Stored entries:
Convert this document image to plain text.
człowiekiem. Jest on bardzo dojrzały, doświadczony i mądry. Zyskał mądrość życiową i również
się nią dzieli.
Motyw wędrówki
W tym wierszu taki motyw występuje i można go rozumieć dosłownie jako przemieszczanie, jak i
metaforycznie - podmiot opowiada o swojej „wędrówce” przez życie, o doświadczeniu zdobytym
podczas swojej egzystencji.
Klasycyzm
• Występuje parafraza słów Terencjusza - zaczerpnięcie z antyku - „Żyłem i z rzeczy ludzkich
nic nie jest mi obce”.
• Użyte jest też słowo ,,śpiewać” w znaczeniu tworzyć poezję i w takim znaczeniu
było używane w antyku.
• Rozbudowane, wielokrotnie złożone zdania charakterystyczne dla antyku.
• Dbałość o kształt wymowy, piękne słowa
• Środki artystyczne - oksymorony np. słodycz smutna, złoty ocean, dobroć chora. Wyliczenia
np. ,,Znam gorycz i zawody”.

WRITTEN TASK: Please set down the whole listing above without altering a single line.

WRITTEN REPLY:
Convert this document image to plain text.
człowiekiem. Jest on bardzo dojrzały, doświadczony i mądry. Zyskał mądrość życiową i również
się nią dzieli.
Motyw wędrówki
W tym wierszu taki motyw występuje i można go rozumieć dosłownie jako przemieszczanie, jak i
metaforycznie - podmiot opowiada o swojej „wędrówce” przez życie, o doświadczeniu zdobytym
podczas swojej egzystencji.
Klasycyzm
• Występuje parafraza słów Terencjusza - zaczerpnięcie z antyku - „Żyłem i z rzeczy ludzkich
nic nie jest mi obce”.
• Użyte jest też słowo ,,śpiewać” w znaczeniu tworzyć poezję i w takim znaczeniu
było używane w antyku.
• Rozbudowane, wielokrotnie złożone zdania charakterystyczne dla antyku.
• Dbałość o kształt wymowy, piękne słowa
• Środki artystyczne - oksymorony np. słodycz smutna, złoty ocean, dobroć chora. Wyliczenia
np. ,,Znam gorycz i zawody”.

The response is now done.